[Extracted records]

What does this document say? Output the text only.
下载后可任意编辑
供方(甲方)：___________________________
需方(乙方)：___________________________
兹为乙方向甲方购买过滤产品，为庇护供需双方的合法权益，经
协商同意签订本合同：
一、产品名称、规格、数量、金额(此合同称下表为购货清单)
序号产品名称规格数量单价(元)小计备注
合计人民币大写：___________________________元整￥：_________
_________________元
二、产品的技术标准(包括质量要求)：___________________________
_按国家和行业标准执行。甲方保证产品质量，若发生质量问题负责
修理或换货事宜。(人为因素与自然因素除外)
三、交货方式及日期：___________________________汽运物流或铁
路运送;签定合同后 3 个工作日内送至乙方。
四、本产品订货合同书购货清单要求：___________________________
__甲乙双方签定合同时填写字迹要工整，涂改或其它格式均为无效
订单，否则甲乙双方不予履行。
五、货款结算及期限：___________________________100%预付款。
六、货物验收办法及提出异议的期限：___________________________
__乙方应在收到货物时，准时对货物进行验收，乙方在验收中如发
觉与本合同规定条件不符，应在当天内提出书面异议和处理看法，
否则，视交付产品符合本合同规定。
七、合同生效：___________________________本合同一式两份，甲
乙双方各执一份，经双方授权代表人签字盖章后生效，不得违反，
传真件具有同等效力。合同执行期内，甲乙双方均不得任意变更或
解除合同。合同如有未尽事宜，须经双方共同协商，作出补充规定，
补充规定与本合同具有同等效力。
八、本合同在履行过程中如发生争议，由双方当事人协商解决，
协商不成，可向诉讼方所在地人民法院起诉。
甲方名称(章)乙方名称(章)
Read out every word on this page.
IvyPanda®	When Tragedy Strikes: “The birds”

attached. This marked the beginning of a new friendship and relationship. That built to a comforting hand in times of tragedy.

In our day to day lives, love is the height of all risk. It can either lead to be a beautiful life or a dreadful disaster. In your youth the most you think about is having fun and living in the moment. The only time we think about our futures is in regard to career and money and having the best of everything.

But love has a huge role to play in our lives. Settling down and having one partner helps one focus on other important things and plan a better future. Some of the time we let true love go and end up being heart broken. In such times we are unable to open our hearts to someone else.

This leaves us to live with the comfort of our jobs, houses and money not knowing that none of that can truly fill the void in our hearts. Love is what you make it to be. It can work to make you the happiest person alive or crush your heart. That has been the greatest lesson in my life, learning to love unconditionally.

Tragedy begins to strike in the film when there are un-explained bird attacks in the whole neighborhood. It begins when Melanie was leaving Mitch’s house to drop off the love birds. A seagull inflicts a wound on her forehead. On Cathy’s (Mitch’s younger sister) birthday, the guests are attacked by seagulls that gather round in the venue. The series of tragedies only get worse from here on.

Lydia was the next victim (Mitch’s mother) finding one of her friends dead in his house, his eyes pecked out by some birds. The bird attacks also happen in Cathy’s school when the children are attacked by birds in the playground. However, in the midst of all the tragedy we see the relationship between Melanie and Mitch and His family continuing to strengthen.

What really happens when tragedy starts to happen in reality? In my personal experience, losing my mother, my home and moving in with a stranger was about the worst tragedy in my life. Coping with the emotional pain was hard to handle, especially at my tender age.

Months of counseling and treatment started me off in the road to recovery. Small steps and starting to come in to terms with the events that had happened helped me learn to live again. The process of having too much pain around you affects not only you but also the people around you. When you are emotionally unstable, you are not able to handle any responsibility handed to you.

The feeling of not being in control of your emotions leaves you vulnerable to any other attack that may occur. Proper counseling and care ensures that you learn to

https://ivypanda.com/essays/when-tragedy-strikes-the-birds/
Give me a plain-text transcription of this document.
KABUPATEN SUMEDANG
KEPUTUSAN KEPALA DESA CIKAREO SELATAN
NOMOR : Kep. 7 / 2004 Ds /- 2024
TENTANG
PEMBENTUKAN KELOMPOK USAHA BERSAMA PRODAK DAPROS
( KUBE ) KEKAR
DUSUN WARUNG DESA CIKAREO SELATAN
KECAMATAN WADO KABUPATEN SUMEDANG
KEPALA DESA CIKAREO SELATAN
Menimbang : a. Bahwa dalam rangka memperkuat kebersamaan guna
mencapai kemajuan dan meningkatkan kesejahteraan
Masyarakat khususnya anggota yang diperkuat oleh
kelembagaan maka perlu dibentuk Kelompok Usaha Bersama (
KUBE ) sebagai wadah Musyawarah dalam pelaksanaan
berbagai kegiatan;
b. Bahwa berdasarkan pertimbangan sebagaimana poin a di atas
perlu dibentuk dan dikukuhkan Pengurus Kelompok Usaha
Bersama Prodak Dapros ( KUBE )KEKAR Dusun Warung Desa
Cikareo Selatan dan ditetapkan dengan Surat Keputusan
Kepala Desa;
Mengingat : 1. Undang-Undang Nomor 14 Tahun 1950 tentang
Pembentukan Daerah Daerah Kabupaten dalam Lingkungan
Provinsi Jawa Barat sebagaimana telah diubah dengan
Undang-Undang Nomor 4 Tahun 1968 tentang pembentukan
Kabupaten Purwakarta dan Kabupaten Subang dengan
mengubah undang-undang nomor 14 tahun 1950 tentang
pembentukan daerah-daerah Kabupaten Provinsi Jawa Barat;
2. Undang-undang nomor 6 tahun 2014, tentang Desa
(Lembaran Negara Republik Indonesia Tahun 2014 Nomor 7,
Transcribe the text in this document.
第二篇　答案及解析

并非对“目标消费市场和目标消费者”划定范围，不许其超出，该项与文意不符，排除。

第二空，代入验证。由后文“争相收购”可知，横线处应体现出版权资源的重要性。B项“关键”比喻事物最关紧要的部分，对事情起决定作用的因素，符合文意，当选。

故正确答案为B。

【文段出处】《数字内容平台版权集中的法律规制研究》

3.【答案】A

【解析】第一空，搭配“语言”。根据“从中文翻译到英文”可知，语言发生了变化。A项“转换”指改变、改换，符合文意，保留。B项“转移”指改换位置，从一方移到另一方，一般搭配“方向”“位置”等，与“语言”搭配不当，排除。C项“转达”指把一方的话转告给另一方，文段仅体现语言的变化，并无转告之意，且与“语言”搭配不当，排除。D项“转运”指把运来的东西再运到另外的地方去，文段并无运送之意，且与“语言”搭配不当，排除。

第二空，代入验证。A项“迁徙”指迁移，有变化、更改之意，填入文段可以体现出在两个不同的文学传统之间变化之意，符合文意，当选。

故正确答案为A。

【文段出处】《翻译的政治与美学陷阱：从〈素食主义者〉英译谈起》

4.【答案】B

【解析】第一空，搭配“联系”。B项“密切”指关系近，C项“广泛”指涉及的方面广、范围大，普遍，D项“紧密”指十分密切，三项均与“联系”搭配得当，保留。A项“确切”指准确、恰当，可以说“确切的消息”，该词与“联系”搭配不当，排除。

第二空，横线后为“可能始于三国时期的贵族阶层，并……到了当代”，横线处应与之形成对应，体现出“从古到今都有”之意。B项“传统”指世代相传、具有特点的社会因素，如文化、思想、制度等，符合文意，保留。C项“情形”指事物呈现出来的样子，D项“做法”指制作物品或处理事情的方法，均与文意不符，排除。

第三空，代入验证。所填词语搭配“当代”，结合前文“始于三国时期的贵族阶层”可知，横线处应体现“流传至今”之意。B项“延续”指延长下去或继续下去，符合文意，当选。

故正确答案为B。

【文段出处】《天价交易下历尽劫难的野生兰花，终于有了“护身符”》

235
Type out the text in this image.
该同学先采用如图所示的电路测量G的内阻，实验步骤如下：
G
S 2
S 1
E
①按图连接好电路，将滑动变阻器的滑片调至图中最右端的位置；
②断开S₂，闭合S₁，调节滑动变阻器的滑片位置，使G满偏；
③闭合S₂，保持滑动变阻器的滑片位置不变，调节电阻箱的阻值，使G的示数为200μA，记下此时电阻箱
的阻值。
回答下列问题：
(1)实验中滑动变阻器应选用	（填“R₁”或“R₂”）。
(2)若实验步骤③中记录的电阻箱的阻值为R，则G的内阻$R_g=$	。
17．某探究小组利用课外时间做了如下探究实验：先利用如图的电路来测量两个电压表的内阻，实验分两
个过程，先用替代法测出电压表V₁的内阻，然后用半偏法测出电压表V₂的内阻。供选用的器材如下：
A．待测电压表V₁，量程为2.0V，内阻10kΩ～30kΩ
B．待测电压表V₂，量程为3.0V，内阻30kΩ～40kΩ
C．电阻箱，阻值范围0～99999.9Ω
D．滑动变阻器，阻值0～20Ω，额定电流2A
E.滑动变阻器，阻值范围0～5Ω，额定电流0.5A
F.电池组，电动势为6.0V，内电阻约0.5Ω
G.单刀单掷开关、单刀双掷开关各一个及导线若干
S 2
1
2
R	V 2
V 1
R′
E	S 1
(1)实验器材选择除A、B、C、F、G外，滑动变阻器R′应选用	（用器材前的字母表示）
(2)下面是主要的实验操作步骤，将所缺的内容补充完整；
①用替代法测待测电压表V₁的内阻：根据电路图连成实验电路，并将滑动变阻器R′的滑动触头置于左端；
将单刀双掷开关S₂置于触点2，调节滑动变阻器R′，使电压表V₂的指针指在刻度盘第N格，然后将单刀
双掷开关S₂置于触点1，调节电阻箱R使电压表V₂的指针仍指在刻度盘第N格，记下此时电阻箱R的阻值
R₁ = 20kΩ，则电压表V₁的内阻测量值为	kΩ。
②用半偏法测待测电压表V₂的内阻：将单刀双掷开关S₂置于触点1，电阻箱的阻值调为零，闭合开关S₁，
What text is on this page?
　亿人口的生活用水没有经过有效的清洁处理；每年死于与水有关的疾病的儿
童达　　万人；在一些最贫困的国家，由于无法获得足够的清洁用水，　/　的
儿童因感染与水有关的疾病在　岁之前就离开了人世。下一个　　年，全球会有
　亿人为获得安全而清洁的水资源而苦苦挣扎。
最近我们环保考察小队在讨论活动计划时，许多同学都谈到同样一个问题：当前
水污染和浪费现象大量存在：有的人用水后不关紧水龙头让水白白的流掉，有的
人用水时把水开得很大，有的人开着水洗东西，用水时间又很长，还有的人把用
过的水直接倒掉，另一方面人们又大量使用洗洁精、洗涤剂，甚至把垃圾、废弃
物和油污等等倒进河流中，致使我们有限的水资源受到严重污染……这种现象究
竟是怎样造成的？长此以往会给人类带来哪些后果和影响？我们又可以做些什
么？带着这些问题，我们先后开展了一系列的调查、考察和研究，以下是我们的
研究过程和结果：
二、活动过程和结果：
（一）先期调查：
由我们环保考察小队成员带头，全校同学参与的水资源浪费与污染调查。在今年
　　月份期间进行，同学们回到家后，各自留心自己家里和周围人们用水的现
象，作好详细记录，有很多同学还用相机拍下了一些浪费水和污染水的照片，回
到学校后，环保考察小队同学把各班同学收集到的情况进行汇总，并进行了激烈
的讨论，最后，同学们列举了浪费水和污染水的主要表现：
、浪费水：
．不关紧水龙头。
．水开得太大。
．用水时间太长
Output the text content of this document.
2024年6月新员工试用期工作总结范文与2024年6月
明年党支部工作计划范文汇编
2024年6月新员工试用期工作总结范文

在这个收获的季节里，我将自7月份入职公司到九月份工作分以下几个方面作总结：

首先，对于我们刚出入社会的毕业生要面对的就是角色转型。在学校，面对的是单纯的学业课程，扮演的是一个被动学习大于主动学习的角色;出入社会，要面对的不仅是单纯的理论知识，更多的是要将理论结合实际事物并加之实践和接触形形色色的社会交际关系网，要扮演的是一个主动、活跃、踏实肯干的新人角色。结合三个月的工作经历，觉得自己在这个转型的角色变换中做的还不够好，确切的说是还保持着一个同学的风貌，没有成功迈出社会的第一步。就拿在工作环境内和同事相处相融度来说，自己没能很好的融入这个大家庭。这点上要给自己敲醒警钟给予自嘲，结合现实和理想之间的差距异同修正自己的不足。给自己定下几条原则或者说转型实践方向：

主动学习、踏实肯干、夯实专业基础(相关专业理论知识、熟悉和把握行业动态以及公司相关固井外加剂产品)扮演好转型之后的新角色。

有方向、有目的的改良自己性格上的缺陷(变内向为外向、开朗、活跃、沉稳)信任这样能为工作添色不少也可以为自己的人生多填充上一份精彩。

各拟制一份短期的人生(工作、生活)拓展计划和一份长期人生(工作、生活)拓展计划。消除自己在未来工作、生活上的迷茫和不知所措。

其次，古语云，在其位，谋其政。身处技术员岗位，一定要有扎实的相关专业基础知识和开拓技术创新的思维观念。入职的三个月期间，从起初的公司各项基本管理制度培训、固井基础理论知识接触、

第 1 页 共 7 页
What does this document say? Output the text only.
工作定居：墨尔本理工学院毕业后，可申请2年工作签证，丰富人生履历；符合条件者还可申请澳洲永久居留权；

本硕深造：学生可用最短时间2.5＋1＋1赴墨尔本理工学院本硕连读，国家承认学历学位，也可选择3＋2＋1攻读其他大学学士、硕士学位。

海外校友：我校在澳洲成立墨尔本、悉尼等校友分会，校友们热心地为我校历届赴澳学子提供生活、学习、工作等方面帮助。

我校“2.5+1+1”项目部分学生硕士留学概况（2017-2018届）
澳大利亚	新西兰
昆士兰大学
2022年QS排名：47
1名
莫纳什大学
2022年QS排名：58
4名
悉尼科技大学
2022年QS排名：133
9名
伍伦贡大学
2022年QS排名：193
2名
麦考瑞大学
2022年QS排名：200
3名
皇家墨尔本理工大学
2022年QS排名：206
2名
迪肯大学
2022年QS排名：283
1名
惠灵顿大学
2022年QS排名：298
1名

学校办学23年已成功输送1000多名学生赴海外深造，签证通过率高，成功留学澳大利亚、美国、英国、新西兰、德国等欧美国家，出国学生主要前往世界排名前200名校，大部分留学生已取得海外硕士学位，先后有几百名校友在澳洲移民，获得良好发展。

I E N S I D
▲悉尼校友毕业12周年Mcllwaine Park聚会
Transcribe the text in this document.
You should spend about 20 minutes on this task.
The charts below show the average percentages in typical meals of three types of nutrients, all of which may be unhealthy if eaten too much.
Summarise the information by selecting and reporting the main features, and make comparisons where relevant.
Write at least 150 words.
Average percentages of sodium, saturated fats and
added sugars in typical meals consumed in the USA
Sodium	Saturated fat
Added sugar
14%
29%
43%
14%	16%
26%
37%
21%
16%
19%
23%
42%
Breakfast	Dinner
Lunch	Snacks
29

_DO THIS:_ Pick out the lines above containing the word "relationship", then copy them.

_IN RESPONSE:_
attached. This marked the beginning of a new friendship and relationship. That built to a comforting hand in times of tragedy.
Lydia was the next victim (Mitch’s mother) finding one of her friends dead in his house, his eyes pecked out by some birds. The bird attacks also happen in Cathy’s school when the children are attacked by birds in the playground. However, in the midst of all the tragedy we see the relationship between Melanie and Mitch and His family continuing to strengthen.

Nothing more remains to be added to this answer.